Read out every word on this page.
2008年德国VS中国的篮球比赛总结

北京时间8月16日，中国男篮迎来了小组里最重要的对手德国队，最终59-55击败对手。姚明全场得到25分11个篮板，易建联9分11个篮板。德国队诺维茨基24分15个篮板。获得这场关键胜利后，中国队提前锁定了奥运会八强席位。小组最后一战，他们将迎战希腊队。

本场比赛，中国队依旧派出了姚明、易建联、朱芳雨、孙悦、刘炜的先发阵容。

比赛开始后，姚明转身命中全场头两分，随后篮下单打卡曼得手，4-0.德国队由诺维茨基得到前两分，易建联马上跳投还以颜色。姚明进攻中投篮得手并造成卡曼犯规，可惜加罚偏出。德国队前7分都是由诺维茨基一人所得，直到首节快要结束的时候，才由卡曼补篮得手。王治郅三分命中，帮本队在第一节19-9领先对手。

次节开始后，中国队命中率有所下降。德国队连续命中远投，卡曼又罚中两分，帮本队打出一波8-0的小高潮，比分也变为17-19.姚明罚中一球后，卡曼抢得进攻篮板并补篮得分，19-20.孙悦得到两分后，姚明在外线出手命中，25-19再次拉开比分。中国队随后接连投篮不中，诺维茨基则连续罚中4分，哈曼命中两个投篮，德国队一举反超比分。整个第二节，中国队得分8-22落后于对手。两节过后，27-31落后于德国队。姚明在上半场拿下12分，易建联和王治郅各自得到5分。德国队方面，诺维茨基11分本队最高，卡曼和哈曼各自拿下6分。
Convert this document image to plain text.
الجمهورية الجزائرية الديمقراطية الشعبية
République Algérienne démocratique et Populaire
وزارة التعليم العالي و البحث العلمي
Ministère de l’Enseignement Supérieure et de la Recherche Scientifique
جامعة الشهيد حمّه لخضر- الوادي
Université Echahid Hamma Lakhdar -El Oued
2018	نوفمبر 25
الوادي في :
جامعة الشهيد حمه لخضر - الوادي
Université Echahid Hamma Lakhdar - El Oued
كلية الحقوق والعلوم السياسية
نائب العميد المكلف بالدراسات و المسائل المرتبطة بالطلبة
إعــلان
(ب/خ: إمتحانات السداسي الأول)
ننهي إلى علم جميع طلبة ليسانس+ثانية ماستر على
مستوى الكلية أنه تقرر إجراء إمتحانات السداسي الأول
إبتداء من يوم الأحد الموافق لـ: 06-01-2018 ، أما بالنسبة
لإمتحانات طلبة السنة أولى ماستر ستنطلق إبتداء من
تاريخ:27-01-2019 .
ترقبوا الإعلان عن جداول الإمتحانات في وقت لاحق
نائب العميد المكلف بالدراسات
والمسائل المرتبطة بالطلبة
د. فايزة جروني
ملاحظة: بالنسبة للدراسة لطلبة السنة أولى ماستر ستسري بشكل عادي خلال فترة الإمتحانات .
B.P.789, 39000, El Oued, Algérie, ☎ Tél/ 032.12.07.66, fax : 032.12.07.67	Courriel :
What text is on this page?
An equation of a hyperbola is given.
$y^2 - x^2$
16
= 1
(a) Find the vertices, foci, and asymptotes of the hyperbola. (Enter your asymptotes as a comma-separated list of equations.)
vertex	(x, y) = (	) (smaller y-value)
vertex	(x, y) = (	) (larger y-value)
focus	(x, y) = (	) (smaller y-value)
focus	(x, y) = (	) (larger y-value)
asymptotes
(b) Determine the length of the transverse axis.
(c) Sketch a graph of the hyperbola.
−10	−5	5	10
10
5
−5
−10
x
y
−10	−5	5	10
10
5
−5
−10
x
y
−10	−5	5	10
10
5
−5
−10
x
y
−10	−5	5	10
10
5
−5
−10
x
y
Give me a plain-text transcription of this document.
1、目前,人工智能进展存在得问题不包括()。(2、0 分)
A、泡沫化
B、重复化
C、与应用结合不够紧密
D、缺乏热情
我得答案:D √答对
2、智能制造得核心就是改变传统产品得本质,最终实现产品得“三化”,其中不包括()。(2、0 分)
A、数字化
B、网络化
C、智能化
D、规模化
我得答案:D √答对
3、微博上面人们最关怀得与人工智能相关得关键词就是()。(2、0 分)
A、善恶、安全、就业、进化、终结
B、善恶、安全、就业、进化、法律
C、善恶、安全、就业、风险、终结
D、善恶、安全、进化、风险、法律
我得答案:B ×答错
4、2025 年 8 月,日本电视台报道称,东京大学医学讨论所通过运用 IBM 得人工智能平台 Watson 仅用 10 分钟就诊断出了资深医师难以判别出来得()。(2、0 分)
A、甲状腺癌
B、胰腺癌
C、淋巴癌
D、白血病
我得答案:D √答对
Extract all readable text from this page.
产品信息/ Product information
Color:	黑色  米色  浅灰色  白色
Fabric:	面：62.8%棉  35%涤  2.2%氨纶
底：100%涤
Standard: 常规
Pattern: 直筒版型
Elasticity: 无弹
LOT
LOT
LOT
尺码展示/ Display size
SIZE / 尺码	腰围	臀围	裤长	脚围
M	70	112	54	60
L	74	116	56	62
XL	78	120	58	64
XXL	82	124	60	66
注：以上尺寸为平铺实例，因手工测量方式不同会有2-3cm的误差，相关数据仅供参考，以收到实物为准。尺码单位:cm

* **Exercise brief**
Restate the whole listing exactly.

* **Solution**
Read out every word on this page.
2008年德国VS中国的篮球比赛总结

北京时间8月16日，中国男篮迎来了小组里最重要的对手德国队，最终59-55击败对手。姚明全场得到25分11个篮板，易建联9分11个篮板。德国队诺维茨基24分15个篮板。获得这场关键胜利后，中国队提前锁定了奥运会八强席位。小组最后一战，他们将迎战希腊队。

本场比赛，中国队依旧派出了姚明、易建联、朱芳雨、孙悦、刘炜的先发阵容。

比赛开始后，姚明转身命中全场头两分，随后篮下单打卡曼得手，4-0.德国队由诺维茨基得到前两分，易建联马上跳投还以颜色。姚明进攻中投篮得手并造成卡曼犯规，可惜加罚偏出。德国队前7分都是由诺维茨基一人所得，直到首节快要结束的时候，才由卡曼补篮得手。王治郅三分命中，帮本队在第一节19-9领先对手。

次节开始后，中国队命中率有所下降。德国队连续命中远投，卡曼又罚中两分，帮本队打出一波8-0的小高潮，比分也变为17-19.姚明罚中一球后，卡曼抢得进攻篮板并补篮得分，19-20.孙悦得到两分后，姚明在外线出手命中，25-19再次拉开比分。中国队随后接连投篮不中，诺维茨基则连续罚中4分，哈曼命中两个投篮，德国队一举反超比分。整个第二节，中国队得分8-22落后于对手。两节过后，27-31落后于德国队。姚明在上半场拿下12分，易建联和王治郅各自得到5分。德国队方面，诺维茨基11分本队最高，卡曼和哈曼各自拿下6分。
Convert this document image to plain text.
الجمهورية الجزائرية الديمقراطية الشعبية
République Algérienne démocratique et Populaire
وزارة التعليم العالي و البحث العلمي
Ministère de l’Enseignement Supérieure et de la Recherche Scientifique
جامعة الشهيد حمّه لخضر- الوادي
Université Echahid Hamma Lakhdar -El Oued
2018	نوفمبر 25
الوادي في :
جامعة الشهيد حمه لخضر - الوادي
Université Echahid Hamma Lakhdar - El Oued
كلية الحقوق والعلوم السياسية
نائب العميد المكلف بالدراسات و المسائل المرتبطة بالطلبة
إعــلان
(ب/خ: إمتحانات السداسي الأول)
ننهي إلى علم جميع طلبة ليسانس+ثانية ماستر على
مستوى الكلية أنه تقرر إجراء إمتحانات السداسي الأول
إبتداء من يوم الأحد الموافق لـ: 06-01-2018 ، أما بالنسبة
لإمتحانات طلبة السنة أولى ماستر ستنطلق إبتداء من
تاريخ:27-01-2019 .
ترقبوا الإعلان عن جداول الإمتحانات في وقت لاحق
نائب العميد المكلف بالدراسات
والمسائل المرتبطة بالطلبة
د. فايزة جروني
ملاحظة: بالنسبة للدراسة لطلبة السنة أولى ماستر ستسري بشكل عادي خلال فترة الإمتحانات .
B.P.789, 39000, El Oued, Algérie, ☎ Tél/ 032.12.07.66, fax : 032.12.07.67	Courriel :
What text is on this page?
An equation of a hyperbola is given.
$y^2 - x^2$
16
= 1
(a) Find the vertices, foci, and asymptotes of the hyperbola. (Enter your asymptotes as a comma-separated list of equations.)
vertex	(x, y) = (	) (smaller y-value)
vertex	(x, y) = (	) (larger y-value)
focus	(x, y) = (	) (smaller y-value)
focus	(x, y) = (	) (larger y-value)
asymptotes
(b) Determine the length of the transverse axis.
(c) Sketch a graph of the hyperbola.
−10	−5	5	10
10
5
−5
−10
x
y
−10	−5	5	10
10
5
−5
−10
x
y
−10	−5	5	10
10
5
−5
−10
x
y
−10	−5	5	10
10
5
−5
−10
x
y
Give me a plain-text transcription of this document.
1、目前,人工智能进展存在得问题不包括()。(2、0 分)
A、泡沫化
B、重复化
C、与应用结合不够紧密
D、缺乏热情
我得答案:D √答对
2、智能制造得核心就是改变传统产品得本质,最终实现产品得“三化”,其中不包括()。(2、0 分)
A、数字化
B、网络化
C、智能化
D、规模化
我得答案:D √答对
3、微博上面人们最关怀得与人工智能相关得关键词就是()。(2、0 分)
A、善恶、安全、就业、进化、终结
B、善恶、安全、就业、进化、法律
C、善恶、安全、就业、风险、终结
D、善恶、安全、进化、风险、法律
我得答案:B ×答错
4、2025 年 8 月,日本电视台报道称,东京大学医学讨论所通过运用 IBM 得人工智能平台 Watson 仅用 10 分钟就诊断出了资深医师难以判别出来得()。(2、0 分)
A、甲状腺癌
B、胰腺癌
C、淋巴癌
D、白血病
我得答案:D √答对
Extract all readable text from this page.
产品信息/ Product information
Color:	黑色  米色  浅灰色  白色
Fabric:	面：62.8%棉  35%涤  2.2%氨纶
底：100%涤
Standard: 常规
Pattern: 直筒版型
Elasticity: 无弹
LOT
LOT
LOT
尺码展示/ Display size
SIZE / 尺码	腰围	臀围	裤长	脚围
M	70	112	54	60
L	74	116	56	62
XL	78	120	58	64
XXL	82	124	60	66
注：以上尺寸为平铺实例，因手工测量方式不同会有2-3cm的误差，相关数据仅供参考，以收到实物为准。尺码单位:cm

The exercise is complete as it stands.